* [Stored data]
########

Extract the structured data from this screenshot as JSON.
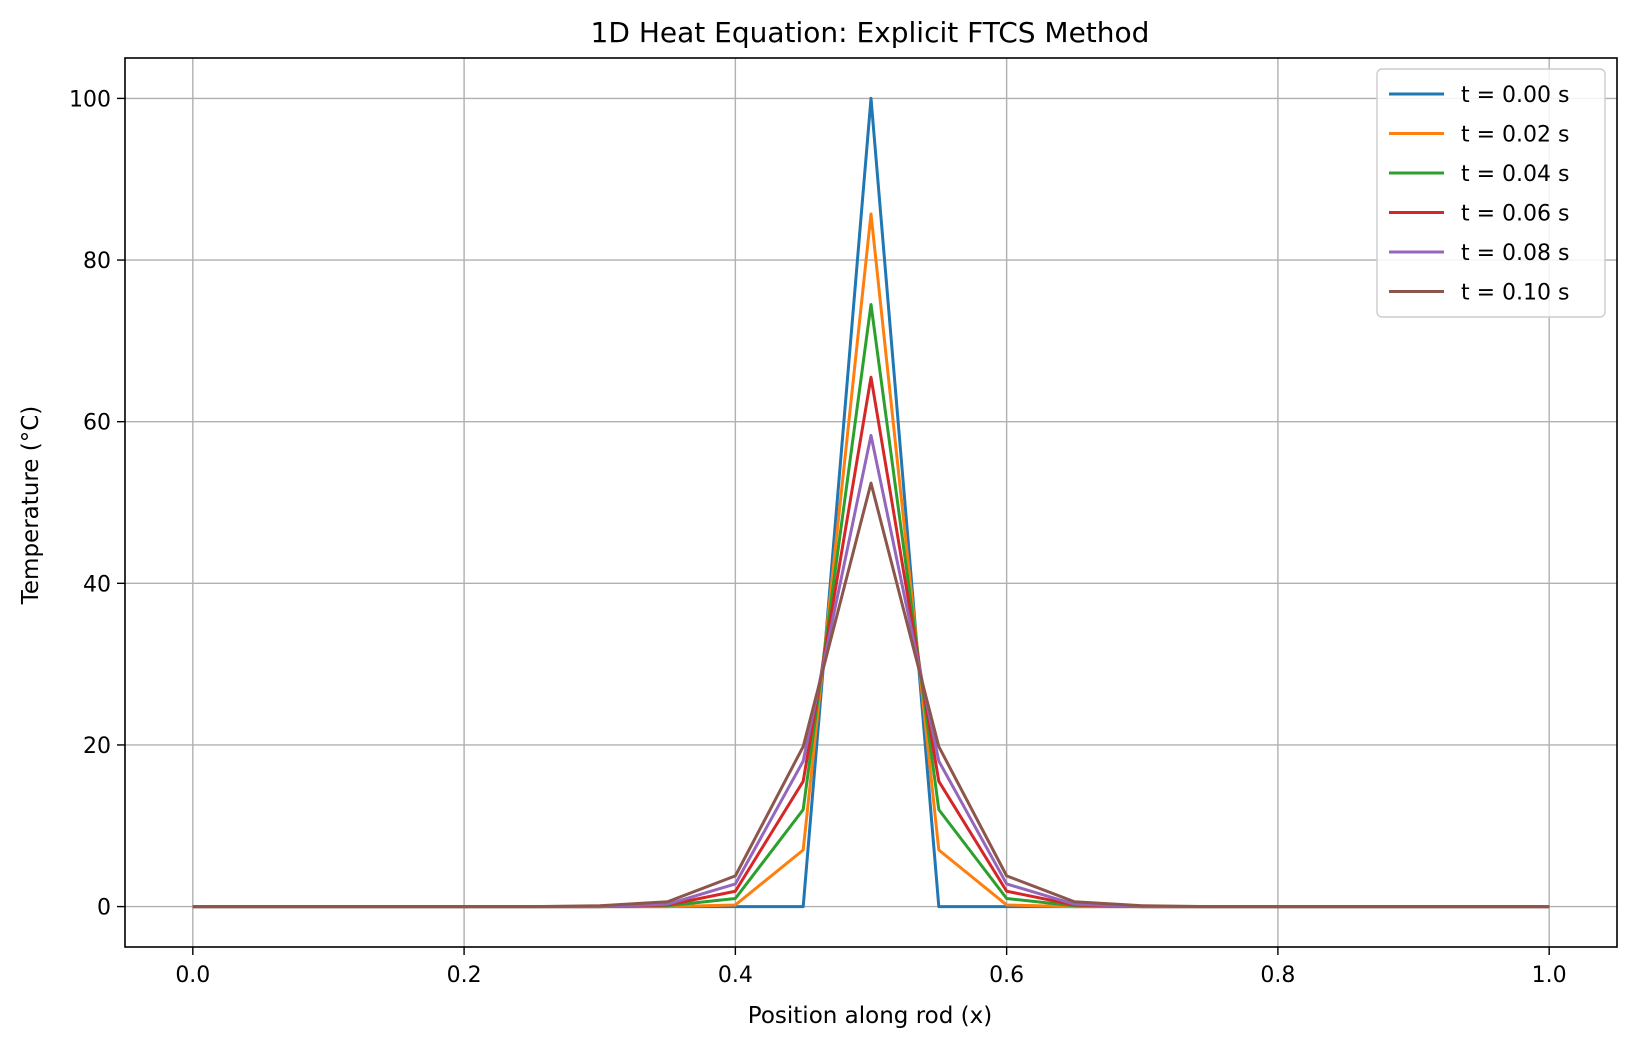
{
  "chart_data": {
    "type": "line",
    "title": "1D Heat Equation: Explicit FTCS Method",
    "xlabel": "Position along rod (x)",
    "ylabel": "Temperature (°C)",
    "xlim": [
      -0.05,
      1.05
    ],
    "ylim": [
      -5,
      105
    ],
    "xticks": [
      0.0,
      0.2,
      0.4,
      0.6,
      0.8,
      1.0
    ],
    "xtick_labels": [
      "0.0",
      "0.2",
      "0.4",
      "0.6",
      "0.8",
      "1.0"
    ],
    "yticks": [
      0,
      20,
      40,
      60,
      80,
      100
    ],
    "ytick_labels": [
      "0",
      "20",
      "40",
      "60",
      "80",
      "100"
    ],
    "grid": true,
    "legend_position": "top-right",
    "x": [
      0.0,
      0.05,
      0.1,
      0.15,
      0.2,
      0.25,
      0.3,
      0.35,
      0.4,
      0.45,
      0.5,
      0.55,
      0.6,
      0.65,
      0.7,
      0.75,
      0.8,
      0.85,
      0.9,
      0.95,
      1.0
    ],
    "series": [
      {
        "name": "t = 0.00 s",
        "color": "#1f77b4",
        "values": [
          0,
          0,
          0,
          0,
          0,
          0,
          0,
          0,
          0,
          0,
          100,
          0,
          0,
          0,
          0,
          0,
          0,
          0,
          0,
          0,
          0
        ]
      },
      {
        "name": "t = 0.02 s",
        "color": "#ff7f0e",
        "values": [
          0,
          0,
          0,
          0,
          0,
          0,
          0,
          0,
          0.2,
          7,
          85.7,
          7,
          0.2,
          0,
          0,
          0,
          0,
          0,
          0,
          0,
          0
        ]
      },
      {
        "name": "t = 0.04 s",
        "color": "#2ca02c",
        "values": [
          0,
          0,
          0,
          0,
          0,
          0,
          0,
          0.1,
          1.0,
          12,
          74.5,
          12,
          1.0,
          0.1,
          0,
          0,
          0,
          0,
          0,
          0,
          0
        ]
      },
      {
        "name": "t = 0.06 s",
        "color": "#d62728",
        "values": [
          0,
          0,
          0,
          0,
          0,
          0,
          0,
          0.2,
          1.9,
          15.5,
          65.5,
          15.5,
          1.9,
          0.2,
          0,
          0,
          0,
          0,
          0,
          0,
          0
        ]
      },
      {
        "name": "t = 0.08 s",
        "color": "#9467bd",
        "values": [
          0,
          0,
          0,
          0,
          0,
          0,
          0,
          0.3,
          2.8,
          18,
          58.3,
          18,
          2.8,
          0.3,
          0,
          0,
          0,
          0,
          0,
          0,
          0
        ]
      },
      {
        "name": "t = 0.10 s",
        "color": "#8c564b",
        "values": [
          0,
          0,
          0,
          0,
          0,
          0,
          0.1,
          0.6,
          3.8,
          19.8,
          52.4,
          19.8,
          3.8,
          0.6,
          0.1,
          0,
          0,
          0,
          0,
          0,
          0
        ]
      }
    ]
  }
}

########

* [EXERCISE AIM] Transcribe the whole listing exactly. Pictures stay out of your copy.

* [ANSWER TO THIS PROBLEM]
Extract the structured data from this screenshot as JSON.
{
  "chart_data": {
    "type": "line",
    "title": "1D Heat Equation: Explicit FTCS Method",
    "xlabel": "Position along rod (x)",
    "ylabel": "Temperature (°C)",
    "xlim": [
      -0.05,
      1.05
    ],
    "ylim": [
      -5,
      105
    ],
    "xticks": [
      0.0,
      0.2,
      0.4,
      0.6,
      0.8,
      1.0
    ],
    "xtick_labels": [
      "0.0",
      "0.2",
      "0.4",
      "0.6",
      "0.8",
      "1.0"
    ],
    "yticks": [
      0,
      20,
      40,
      60,
      80,
      100
    ],
    "ytick_labels": [
      "0",
      "20",
      "40",
      "60",
      "80",
      "100"
    ],
    "grid": true,
    "legend_position": "top-right",
    "x": [
      0.0,
      0.05,
      0.1,
      0.15,
      0.2,
      0.25,
      0.3,
      0.35,
      0.4,
      0.45,
      0.5,
      0.55,
      0.6,
      0.65,
      0.7,
      0.75,
      0.8,
      0.85,
      0.9,
      0.95,
      1.0
    ],
    "series": [
      {
        "name": "t = 0.00 s",
        "color": "#1f77b4",
        "values": [
          0,
          0,
          0,
          0,
          0,
          0,
          0,
          0,
          0,
          0,
          100,
          0,
          0,
          0,
          0,
          0,
          0,
          0,
          0,
          0,
          0
        ]
      },
      {
        "name": "t = 0.02 s",
        "color": "#ff7f0e",
        "values": [
          0,
          0,
          0,
          0,
          0,
          0,
          0,
          0,
          0.2,
          7,
          85.7,
          7,
          0.2,
          0,
          0,
          0,
          0,
          0,
          0,
          0,
          0
        ]
      },
      {
        "name": "t = 0.04 s",
        "color": "#2ca02c",
        "values": [
          0,
          0,
          0,
          0,
          0,
          0,
          0,
          0.1,
          1.0,
          12,
          74.5,
          12,
          1.0,
          0.1,
          0,
          0,
          0,
          0,
          0,
          0,
          0
        ]
      },
      {
        "name": "t = 0.06 s",
        "color": "#d62728",
        "values": [
          0,
          0,
          0,
          0,
          0,
          0,
          0,
          0.2,
          1.9,
          15.5,
          65.5,
          15.5,
          1.9,
          0.2,
          0,
          0,
          0,
          0,
          0,
          0,
          0
        ]
      },
      {
        "name": "t = 0.08 s",
        "color": "#9467bd",
        "values": [
          0,
          0,
          0,
          0,
          0,
          0,
          0,
          0.3,
          2.8,
          18,
          58.3,
          18,
          2.8,
          0.3,
          0,
          0,
          0,
          0,
          0,
          0,
          0
        ]
      },
      {
        "name": "t = 0.10 s",
        "color": "#8c564b",
        "values": [
          0,
          0,
          0,
          0,
          0,
          0,
          0.1,
          0.6,
          3.8,
          19.8,
          52.4,
          19.8,
          3.8,
          0.6,
          0.1,
          0,
          0,
          0,
          0,
          0,
          0
        ]
      }
    ]
  }
}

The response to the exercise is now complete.